## Exercise details
Output solely the number of lines containing the string "kilograms".
[Start Dataset]
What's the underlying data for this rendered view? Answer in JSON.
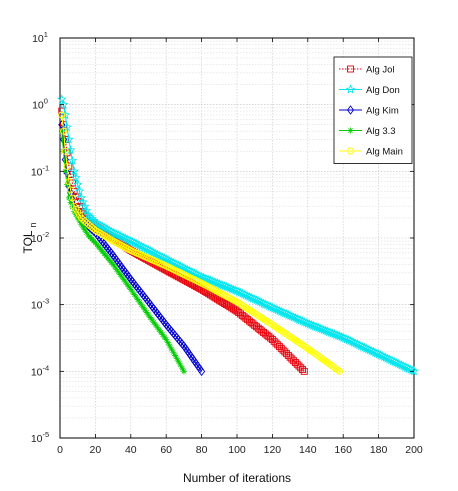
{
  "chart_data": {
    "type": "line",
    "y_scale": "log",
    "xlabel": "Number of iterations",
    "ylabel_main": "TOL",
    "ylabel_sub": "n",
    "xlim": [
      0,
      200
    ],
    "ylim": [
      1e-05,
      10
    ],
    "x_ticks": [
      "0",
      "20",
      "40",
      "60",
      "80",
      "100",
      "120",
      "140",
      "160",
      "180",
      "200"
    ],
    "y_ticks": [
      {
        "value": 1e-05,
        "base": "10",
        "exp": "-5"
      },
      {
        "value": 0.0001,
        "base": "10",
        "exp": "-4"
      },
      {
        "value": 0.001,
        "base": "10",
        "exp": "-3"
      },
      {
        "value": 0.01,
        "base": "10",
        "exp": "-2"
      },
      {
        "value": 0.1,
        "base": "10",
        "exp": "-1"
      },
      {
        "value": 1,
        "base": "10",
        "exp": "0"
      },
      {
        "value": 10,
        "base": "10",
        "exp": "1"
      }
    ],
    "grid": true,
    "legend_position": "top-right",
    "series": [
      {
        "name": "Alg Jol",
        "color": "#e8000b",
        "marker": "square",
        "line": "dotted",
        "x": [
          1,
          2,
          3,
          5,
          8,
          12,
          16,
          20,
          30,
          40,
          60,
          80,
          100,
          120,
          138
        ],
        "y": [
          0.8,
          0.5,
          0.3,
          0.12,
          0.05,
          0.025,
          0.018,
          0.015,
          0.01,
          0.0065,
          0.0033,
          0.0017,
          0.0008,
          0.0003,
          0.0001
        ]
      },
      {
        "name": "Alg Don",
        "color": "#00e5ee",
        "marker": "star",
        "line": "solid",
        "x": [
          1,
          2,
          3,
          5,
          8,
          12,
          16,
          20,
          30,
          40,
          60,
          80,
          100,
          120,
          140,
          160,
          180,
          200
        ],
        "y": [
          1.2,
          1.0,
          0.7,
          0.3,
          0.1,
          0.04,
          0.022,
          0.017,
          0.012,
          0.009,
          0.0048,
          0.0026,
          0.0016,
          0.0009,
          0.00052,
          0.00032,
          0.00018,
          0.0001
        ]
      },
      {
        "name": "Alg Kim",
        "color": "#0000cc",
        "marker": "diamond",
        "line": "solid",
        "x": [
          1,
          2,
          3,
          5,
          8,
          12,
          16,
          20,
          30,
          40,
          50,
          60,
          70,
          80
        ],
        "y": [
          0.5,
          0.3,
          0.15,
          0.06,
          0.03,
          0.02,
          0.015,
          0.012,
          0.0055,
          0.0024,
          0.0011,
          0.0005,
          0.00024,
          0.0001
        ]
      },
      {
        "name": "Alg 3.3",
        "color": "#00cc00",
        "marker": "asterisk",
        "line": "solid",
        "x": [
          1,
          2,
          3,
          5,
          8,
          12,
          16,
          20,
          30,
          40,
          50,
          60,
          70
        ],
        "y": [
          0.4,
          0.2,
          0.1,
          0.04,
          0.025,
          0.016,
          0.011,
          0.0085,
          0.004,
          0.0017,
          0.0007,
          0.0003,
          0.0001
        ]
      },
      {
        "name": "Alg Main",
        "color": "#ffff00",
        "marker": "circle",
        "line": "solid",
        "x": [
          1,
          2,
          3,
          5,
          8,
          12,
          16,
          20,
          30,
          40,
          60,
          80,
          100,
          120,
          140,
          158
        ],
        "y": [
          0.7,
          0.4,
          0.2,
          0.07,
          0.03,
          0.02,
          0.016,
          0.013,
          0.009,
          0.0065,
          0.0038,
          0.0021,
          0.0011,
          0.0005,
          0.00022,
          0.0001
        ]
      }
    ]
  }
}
[End Dataset]
[Start Dataset]
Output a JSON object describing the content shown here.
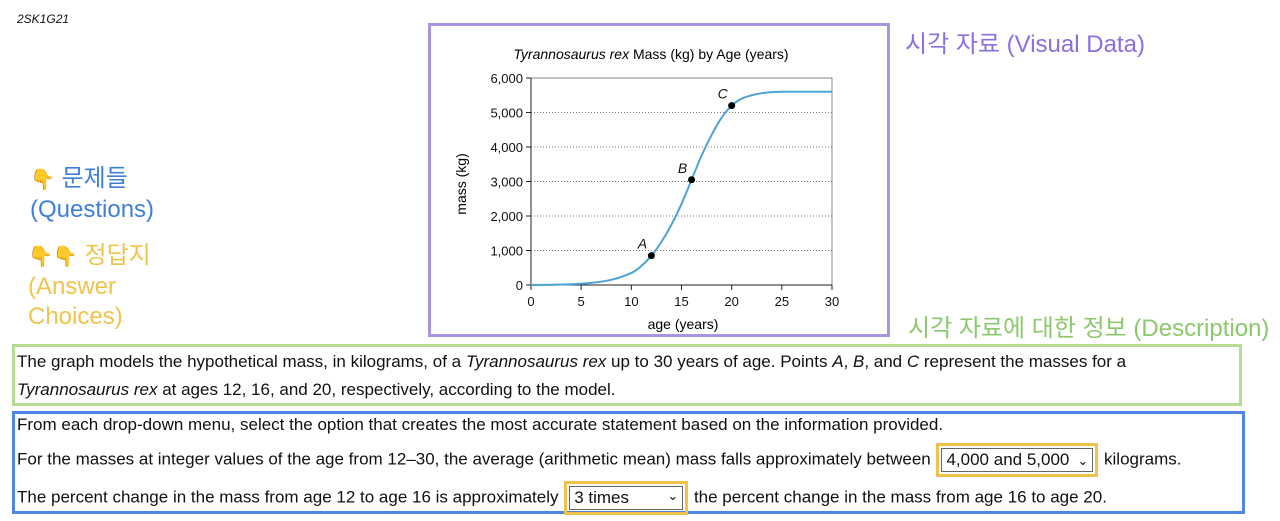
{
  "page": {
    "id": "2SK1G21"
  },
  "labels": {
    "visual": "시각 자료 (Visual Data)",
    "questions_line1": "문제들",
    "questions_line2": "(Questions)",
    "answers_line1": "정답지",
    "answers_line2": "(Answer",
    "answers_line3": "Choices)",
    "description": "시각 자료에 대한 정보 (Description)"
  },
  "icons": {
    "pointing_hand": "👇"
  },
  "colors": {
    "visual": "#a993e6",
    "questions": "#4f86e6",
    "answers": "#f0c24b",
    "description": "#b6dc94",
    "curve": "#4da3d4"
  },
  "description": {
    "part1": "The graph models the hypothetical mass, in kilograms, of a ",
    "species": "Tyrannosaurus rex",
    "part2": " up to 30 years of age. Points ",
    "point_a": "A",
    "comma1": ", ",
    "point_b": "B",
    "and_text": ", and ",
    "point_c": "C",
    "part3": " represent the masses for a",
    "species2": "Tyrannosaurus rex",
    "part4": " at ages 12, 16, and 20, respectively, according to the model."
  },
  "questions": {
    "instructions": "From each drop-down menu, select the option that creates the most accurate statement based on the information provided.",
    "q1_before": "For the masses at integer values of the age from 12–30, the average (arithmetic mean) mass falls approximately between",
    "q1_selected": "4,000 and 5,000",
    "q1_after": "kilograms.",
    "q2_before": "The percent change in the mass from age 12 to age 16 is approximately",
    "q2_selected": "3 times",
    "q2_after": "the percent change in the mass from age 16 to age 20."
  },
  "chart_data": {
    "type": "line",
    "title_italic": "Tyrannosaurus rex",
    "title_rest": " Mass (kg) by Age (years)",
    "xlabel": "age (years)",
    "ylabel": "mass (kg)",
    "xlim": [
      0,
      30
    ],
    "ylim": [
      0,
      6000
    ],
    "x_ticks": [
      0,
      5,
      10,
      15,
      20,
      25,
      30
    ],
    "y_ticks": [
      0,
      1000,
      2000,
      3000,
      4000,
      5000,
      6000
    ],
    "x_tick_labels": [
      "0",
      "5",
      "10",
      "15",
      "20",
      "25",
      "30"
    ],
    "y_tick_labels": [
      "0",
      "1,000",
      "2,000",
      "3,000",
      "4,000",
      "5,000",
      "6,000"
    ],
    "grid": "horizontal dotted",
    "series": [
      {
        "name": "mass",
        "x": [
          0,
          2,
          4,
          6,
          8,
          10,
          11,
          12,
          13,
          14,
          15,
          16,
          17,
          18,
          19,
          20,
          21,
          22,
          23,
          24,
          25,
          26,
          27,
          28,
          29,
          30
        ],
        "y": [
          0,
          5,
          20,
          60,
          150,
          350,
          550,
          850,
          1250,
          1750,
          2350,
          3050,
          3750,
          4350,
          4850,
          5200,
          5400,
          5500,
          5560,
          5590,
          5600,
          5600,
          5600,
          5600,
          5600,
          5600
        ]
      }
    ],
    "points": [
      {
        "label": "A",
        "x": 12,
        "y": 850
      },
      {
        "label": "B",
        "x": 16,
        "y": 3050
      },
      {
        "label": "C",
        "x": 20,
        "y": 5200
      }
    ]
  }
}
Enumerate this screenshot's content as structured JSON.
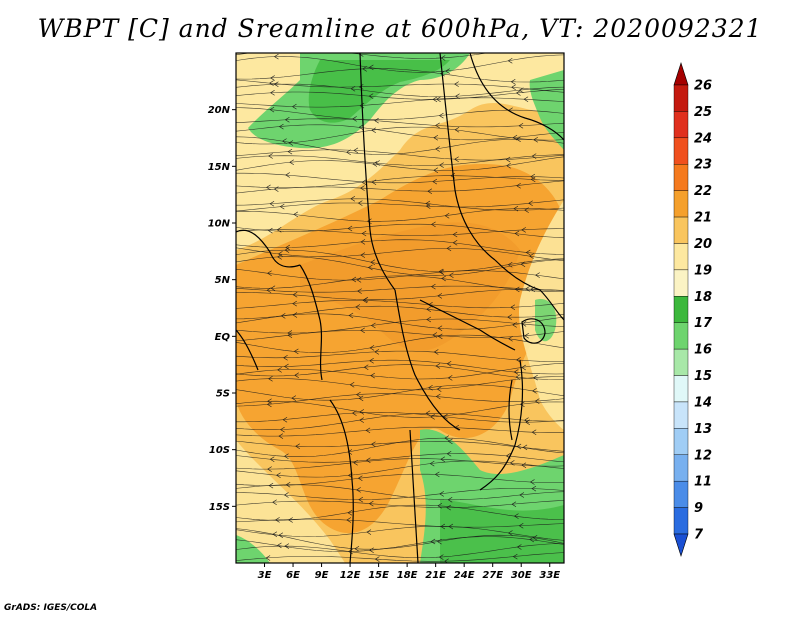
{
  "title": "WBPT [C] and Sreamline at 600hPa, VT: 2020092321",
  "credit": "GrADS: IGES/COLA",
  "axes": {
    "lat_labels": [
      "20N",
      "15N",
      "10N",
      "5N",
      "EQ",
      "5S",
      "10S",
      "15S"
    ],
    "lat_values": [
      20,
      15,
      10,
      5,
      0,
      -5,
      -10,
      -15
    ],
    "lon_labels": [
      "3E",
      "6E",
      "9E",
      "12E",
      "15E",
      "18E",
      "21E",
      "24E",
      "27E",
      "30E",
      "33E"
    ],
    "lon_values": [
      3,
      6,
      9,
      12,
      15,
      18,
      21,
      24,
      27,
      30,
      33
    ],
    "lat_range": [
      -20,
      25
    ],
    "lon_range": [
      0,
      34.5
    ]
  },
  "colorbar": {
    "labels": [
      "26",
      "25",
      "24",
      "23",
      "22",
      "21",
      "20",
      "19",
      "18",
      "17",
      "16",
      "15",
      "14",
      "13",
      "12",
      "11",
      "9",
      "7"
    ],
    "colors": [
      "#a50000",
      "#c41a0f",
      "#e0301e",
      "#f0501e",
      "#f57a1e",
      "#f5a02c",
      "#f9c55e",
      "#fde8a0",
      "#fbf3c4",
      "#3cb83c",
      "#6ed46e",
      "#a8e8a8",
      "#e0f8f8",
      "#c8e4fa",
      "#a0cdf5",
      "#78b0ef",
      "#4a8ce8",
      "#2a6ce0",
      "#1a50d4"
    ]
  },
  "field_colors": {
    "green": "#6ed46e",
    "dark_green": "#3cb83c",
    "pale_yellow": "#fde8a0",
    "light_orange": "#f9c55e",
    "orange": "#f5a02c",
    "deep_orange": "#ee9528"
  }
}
[End Dataset]
[Start Dataset]
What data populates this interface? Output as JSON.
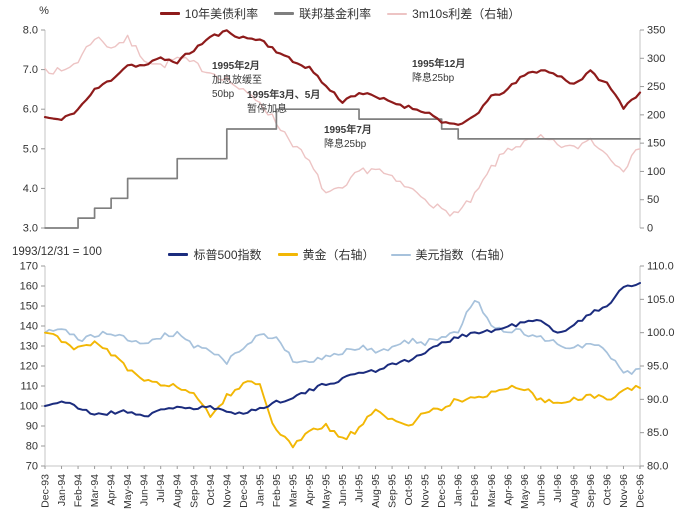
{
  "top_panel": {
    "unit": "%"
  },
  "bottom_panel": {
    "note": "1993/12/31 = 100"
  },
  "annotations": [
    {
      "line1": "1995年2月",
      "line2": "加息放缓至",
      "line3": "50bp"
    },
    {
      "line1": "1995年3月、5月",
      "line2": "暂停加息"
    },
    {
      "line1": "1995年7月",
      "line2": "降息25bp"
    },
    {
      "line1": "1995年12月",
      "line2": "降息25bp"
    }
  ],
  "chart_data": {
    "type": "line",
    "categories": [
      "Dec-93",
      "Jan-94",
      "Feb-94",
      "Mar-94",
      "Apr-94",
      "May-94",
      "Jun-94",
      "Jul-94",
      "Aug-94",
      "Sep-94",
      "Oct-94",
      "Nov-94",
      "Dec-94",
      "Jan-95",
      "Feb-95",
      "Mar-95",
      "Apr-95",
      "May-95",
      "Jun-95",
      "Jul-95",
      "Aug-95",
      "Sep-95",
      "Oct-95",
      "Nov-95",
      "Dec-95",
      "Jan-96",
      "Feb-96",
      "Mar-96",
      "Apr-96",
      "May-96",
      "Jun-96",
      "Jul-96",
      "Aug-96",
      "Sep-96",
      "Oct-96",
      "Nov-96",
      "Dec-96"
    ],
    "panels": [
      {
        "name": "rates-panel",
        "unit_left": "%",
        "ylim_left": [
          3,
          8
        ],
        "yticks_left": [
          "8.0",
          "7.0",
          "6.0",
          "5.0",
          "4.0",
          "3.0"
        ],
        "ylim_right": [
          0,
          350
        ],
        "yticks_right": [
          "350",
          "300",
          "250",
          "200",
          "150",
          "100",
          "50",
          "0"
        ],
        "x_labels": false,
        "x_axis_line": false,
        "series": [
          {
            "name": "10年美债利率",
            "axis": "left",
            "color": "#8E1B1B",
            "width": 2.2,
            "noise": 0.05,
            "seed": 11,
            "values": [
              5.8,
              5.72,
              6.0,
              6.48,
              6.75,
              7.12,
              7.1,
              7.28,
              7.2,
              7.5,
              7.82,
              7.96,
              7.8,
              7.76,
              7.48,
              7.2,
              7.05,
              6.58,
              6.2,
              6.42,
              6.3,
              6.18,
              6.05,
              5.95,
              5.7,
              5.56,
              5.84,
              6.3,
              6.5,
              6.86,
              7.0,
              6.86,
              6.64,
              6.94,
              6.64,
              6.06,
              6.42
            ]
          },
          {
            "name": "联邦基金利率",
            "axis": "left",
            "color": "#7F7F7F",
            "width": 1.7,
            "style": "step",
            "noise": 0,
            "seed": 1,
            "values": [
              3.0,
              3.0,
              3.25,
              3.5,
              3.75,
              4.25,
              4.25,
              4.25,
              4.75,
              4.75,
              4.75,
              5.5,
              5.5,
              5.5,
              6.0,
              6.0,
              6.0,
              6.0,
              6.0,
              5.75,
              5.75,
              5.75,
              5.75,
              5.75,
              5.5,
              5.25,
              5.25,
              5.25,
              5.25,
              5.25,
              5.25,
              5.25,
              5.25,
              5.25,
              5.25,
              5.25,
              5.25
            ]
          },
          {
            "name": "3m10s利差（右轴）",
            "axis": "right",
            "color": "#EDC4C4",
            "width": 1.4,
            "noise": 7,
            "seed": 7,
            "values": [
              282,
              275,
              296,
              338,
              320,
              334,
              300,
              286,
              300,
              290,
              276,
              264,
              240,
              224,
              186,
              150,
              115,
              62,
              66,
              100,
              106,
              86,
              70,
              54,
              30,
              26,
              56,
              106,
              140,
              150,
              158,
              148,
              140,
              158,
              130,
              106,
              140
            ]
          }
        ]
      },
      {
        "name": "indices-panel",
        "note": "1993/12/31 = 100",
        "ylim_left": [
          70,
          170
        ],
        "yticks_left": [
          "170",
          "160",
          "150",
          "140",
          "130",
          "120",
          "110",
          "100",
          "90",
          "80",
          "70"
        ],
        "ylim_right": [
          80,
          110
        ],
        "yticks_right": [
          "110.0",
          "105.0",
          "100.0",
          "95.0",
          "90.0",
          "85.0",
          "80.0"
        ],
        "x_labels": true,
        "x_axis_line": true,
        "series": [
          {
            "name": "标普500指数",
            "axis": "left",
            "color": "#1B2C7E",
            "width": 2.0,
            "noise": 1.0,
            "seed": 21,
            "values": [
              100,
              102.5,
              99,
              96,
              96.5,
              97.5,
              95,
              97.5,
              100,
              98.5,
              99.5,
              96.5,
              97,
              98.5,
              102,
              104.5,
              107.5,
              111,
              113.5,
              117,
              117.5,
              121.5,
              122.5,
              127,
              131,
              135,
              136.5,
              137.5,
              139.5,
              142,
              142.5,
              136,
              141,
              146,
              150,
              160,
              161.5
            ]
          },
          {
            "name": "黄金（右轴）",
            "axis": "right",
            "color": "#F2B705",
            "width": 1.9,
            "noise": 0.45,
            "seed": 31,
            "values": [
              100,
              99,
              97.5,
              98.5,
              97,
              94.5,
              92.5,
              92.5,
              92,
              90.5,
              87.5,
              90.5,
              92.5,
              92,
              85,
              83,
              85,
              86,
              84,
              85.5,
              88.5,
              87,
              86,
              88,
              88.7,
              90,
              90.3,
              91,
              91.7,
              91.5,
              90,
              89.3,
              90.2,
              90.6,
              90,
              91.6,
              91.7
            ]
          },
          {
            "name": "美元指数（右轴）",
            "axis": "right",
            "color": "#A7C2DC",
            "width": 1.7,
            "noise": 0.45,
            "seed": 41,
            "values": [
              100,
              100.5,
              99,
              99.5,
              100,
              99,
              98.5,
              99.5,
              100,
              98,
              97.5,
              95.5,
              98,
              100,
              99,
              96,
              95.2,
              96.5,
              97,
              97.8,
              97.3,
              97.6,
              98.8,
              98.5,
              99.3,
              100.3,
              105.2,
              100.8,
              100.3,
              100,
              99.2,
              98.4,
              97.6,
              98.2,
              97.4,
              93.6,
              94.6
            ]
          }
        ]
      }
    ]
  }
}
[End Dataset]
## Worked answer
2